[Saved data entries]
####
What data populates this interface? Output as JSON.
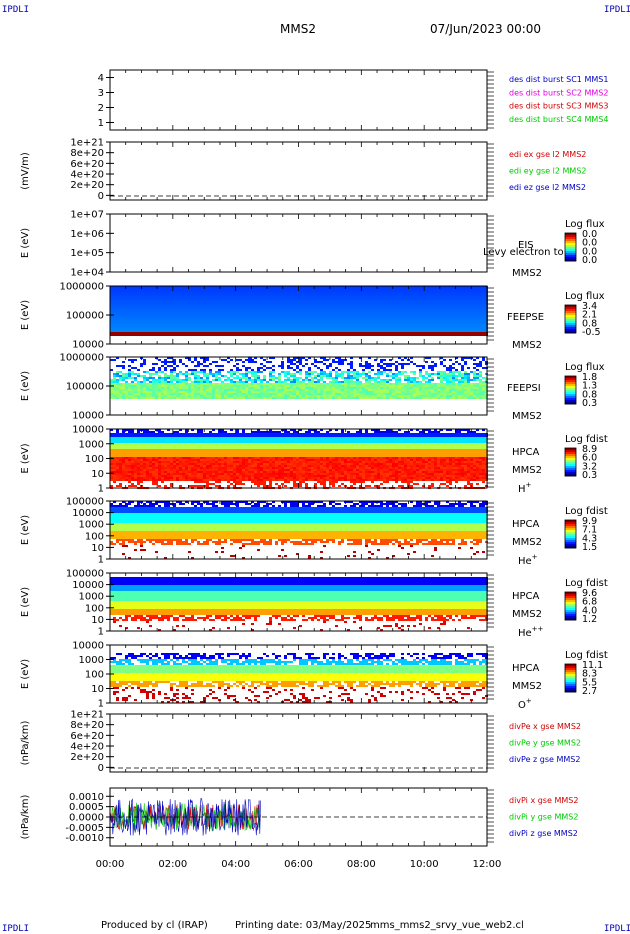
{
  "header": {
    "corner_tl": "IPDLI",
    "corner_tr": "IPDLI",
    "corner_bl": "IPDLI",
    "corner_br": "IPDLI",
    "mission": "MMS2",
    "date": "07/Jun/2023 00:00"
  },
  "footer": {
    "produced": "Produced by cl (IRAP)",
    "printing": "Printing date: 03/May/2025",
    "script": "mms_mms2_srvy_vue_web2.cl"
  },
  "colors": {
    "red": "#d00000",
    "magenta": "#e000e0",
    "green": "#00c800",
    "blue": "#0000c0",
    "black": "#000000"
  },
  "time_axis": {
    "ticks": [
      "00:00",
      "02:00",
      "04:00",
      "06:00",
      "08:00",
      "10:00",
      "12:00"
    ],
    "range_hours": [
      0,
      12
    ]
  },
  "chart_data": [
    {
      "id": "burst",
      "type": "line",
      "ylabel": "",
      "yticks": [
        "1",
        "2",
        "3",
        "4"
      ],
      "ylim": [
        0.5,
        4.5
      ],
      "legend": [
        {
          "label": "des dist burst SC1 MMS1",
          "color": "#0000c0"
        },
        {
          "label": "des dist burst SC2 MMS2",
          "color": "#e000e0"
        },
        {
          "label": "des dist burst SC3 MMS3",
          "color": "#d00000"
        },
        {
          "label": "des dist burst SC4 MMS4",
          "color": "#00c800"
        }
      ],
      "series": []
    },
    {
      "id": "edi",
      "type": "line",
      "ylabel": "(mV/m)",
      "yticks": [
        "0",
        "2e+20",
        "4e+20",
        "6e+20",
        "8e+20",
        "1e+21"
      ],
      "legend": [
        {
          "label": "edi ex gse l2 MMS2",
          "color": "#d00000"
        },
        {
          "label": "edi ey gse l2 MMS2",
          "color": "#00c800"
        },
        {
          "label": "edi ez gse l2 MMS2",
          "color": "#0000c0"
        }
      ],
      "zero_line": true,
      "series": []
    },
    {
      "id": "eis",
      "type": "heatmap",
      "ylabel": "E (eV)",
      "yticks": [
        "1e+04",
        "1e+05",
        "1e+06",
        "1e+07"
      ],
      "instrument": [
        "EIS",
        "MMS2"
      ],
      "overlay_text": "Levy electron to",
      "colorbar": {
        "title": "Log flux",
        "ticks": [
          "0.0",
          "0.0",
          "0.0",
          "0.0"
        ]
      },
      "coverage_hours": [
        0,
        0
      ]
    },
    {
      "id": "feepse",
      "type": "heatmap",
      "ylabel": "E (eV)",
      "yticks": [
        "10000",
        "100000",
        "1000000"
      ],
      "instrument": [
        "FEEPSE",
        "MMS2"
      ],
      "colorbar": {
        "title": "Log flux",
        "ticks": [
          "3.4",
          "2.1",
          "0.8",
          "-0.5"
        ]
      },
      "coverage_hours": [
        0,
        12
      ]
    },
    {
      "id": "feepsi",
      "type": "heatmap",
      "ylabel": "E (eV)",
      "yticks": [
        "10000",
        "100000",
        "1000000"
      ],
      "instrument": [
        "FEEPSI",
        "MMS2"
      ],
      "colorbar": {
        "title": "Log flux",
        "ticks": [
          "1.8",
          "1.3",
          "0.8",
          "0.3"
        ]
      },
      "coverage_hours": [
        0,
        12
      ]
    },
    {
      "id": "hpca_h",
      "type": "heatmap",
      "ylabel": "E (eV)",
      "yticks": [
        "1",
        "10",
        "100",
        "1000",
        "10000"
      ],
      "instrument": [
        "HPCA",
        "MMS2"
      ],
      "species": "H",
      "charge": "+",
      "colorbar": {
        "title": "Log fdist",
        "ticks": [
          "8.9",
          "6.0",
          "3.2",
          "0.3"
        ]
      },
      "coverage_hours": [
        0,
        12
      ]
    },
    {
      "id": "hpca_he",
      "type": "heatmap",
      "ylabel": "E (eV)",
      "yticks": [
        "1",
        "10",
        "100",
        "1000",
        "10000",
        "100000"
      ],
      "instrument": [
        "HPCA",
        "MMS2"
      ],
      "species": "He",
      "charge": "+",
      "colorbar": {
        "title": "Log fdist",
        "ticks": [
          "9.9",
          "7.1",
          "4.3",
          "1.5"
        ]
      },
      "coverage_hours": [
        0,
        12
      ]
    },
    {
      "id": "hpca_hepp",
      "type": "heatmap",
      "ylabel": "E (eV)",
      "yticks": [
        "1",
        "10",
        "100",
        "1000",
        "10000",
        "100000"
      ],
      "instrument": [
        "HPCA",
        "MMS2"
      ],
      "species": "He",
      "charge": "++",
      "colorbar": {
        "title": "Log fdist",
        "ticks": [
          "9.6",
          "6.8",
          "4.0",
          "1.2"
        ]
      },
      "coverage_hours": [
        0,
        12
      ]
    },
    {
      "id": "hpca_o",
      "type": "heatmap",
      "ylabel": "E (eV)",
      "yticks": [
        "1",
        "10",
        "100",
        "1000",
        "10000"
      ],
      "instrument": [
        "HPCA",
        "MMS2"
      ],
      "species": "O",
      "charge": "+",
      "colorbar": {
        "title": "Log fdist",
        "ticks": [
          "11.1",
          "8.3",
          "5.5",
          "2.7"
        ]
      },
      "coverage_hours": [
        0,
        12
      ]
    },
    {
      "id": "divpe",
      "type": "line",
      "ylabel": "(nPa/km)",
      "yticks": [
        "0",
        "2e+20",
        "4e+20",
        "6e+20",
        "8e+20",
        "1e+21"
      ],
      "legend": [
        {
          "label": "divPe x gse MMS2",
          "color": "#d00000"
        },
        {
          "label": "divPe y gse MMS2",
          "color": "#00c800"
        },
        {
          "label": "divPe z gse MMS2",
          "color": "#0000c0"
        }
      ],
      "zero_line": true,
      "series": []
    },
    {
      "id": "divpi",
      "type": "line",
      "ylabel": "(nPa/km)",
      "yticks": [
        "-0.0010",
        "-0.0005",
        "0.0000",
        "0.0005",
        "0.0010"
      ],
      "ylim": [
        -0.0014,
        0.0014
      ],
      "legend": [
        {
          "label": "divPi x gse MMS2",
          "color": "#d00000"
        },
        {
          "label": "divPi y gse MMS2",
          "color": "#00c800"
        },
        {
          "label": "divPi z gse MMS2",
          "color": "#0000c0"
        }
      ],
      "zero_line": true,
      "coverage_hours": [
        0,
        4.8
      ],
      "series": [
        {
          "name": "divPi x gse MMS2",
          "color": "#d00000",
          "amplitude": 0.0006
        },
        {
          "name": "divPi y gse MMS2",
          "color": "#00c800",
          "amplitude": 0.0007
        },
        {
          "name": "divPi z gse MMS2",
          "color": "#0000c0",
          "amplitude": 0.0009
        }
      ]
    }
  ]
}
####
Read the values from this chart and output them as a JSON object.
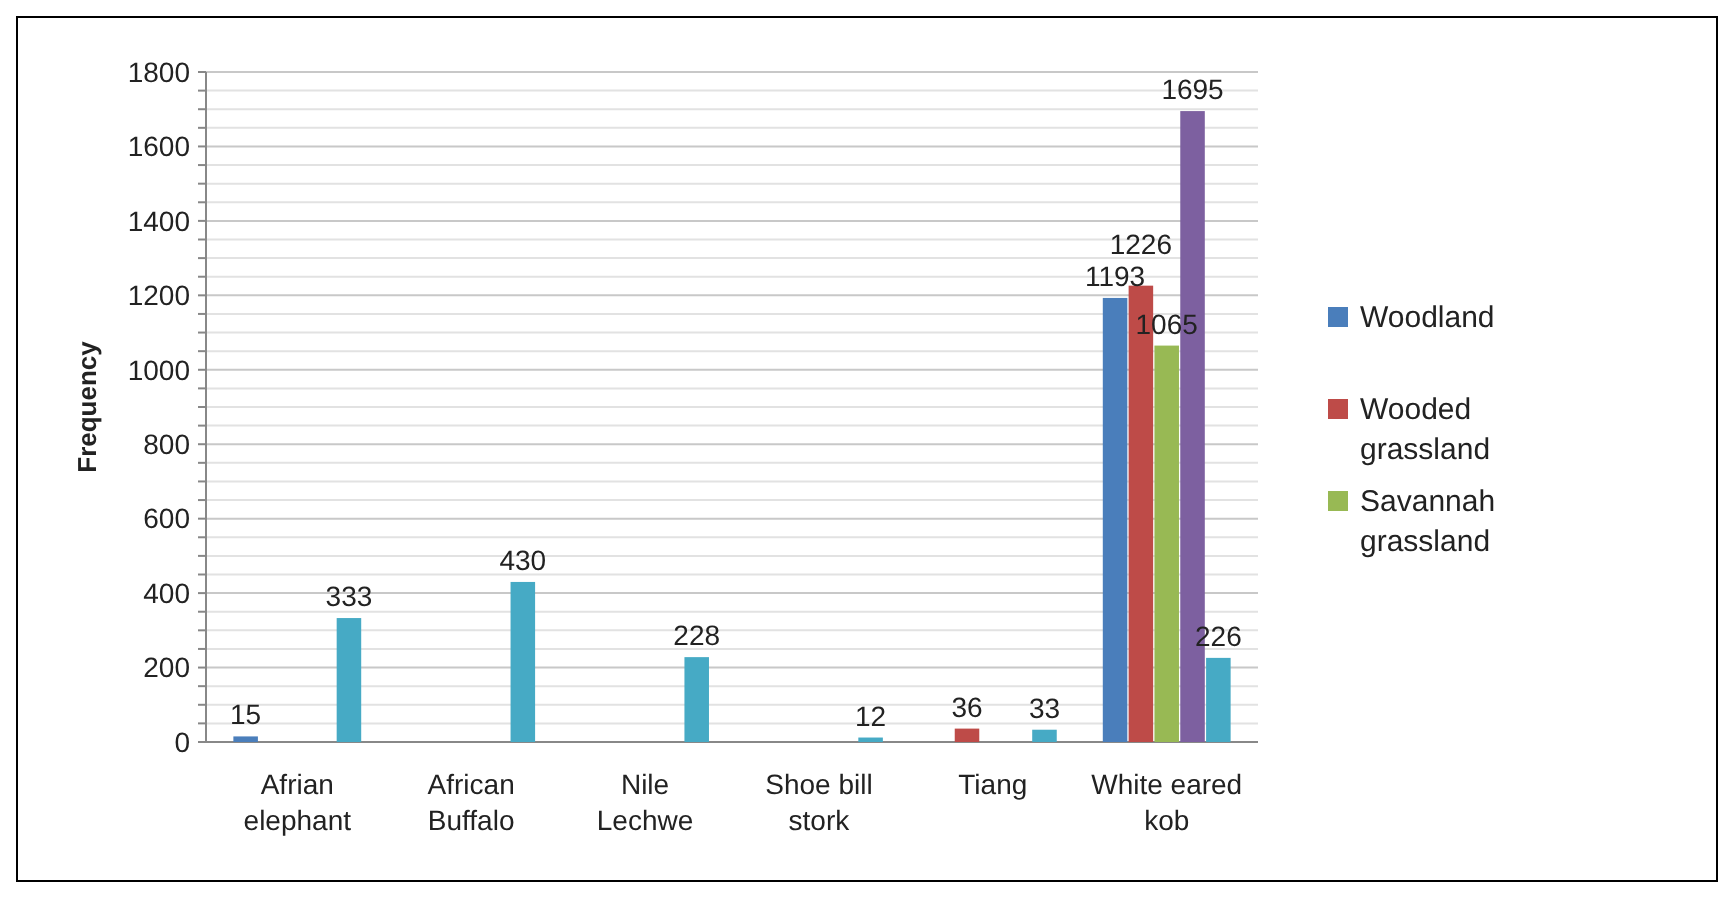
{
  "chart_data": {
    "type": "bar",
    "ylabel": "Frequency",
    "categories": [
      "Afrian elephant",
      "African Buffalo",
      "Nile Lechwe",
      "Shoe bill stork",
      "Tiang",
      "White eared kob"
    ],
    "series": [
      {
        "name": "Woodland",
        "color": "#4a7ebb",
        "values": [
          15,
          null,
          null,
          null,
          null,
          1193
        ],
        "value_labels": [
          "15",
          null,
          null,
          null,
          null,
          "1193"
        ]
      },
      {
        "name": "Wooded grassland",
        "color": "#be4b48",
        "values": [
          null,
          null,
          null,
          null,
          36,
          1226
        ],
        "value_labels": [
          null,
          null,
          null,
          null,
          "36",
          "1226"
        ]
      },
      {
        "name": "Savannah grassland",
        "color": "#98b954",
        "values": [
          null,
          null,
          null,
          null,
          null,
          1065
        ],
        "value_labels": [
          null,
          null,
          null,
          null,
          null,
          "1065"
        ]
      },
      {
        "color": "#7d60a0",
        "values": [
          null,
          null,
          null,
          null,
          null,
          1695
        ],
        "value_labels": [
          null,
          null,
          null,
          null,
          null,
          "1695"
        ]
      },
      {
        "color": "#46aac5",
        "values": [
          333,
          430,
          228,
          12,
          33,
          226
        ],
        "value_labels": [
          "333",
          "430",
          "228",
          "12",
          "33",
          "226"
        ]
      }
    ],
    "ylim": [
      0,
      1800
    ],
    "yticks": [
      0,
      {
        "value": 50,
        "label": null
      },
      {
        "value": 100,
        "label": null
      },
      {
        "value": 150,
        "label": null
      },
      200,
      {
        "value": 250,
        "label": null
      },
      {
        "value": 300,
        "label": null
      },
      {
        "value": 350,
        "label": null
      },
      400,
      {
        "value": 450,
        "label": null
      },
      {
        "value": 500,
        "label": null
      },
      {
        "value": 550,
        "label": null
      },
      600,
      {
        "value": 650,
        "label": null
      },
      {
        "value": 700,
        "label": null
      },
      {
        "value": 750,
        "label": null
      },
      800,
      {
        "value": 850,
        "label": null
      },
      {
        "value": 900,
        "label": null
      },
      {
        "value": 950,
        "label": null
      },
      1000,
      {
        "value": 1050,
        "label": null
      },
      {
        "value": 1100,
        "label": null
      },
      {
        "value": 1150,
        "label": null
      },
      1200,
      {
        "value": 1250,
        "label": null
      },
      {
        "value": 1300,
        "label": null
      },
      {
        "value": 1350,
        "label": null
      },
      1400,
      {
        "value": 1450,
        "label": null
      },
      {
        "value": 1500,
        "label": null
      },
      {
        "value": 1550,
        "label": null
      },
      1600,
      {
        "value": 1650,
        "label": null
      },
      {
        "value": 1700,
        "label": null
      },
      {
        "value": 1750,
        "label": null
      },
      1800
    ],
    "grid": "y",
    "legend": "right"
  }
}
####
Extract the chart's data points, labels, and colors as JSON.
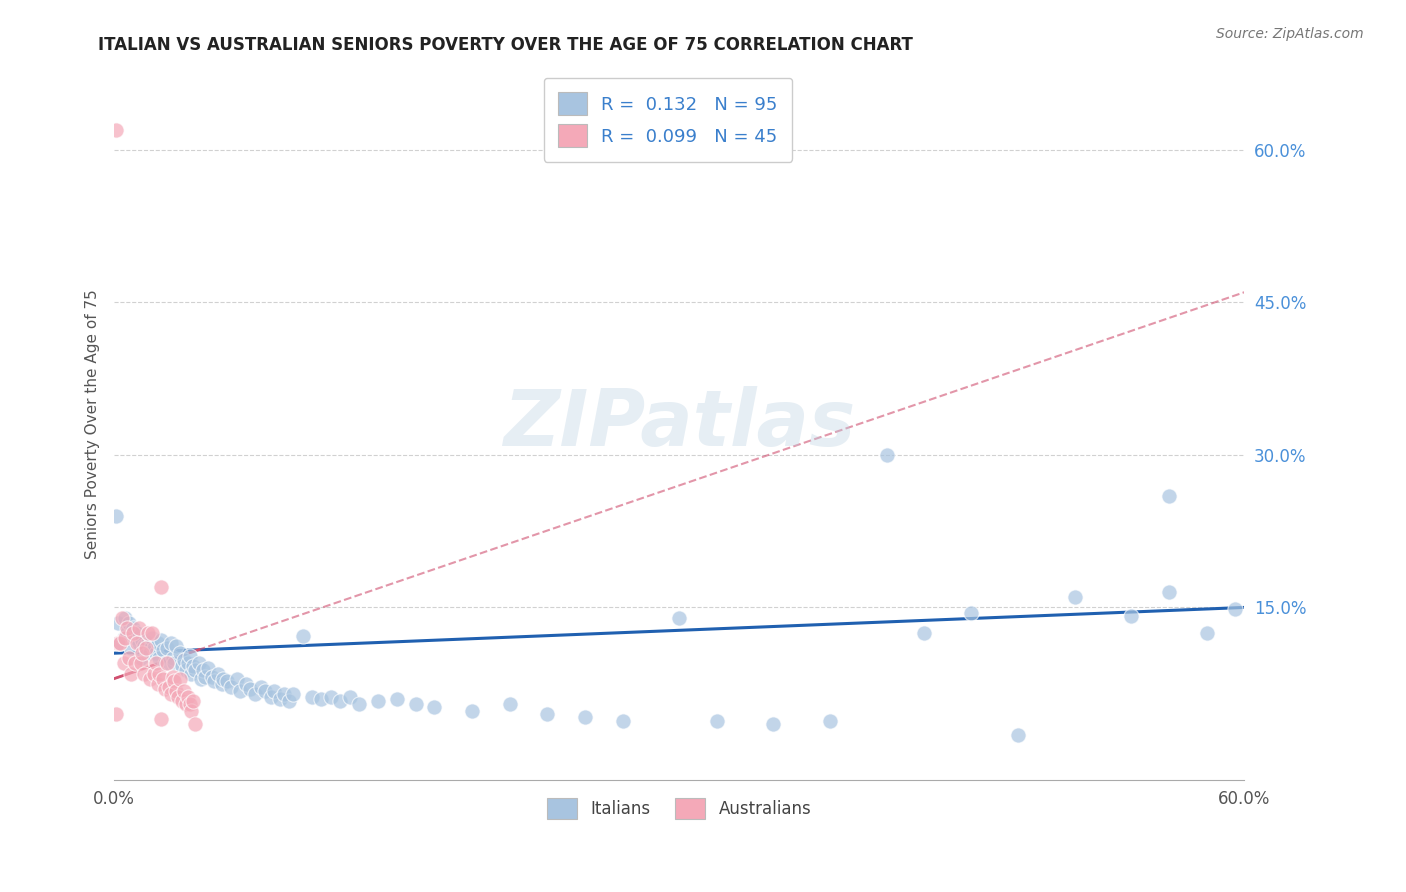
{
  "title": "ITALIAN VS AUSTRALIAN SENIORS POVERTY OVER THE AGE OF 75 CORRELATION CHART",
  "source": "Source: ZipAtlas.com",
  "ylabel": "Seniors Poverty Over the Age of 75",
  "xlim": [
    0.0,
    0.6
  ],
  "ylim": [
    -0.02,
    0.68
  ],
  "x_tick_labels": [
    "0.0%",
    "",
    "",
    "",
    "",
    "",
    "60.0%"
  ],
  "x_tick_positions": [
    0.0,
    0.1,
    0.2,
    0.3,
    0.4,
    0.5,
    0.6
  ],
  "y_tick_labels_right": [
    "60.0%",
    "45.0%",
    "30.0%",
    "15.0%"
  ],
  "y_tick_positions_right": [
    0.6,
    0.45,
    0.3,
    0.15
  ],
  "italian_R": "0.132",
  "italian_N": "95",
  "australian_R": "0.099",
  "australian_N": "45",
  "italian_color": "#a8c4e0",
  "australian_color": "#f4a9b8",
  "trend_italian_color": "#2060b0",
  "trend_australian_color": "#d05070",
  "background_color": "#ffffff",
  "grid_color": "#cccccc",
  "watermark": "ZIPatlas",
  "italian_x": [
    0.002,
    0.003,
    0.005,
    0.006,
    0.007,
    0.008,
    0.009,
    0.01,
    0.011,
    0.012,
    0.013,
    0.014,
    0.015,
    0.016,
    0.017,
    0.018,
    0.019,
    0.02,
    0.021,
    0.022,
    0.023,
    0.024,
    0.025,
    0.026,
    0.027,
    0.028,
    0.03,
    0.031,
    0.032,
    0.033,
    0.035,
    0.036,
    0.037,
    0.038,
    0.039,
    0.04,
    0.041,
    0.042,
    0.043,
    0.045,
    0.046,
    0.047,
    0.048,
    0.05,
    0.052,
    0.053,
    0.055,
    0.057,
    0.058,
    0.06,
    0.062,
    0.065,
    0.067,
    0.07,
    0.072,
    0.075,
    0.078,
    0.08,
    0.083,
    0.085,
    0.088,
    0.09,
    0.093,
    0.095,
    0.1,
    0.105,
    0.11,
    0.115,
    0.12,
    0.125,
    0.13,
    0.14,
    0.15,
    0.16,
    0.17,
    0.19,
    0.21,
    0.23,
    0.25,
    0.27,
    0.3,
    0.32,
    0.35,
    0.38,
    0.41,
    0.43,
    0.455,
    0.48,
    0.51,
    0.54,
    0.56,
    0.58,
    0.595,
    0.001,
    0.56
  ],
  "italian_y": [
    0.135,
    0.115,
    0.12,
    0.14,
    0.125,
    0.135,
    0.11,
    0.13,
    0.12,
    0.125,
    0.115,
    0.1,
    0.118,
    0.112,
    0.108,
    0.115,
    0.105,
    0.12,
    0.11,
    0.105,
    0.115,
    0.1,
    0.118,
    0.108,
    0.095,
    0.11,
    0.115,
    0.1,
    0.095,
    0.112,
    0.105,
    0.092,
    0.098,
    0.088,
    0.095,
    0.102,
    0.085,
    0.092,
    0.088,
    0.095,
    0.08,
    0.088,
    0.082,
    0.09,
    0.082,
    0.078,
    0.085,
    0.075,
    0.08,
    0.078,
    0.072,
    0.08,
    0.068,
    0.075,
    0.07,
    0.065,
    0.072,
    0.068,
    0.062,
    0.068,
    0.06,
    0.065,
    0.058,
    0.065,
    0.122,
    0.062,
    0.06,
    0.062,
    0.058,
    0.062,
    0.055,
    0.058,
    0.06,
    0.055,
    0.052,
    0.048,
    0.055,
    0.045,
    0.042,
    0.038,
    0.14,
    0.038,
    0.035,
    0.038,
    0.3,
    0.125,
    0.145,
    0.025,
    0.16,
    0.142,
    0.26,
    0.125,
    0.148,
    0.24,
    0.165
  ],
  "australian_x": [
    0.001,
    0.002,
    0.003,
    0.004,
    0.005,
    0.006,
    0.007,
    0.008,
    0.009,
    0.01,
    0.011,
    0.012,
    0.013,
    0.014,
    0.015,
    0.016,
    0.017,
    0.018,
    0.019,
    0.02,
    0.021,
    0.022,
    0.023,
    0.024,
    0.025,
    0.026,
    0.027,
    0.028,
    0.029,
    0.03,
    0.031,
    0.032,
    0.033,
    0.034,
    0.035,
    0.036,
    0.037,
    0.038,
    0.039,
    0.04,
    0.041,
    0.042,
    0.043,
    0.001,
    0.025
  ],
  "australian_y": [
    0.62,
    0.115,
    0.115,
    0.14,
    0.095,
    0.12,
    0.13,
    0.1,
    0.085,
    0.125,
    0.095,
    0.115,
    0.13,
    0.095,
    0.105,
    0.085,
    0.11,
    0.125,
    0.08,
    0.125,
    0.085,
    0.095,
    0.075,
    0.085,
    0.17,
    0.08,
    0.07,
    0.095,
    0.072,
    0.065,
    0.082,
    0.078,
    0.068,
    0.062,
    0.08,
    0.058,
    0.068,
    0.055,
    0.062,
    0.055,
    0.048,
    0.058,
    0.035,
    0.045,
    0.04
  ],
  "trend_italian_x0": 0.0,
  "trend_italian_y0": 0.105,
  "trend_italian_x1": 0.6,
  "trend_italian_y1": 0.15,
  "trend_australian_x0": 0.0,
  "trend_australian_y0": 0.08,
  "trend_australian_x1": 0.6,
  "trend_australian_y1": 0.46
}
####
Report the number of lines in the listing that include the string "colors"; give nothing but the number.

2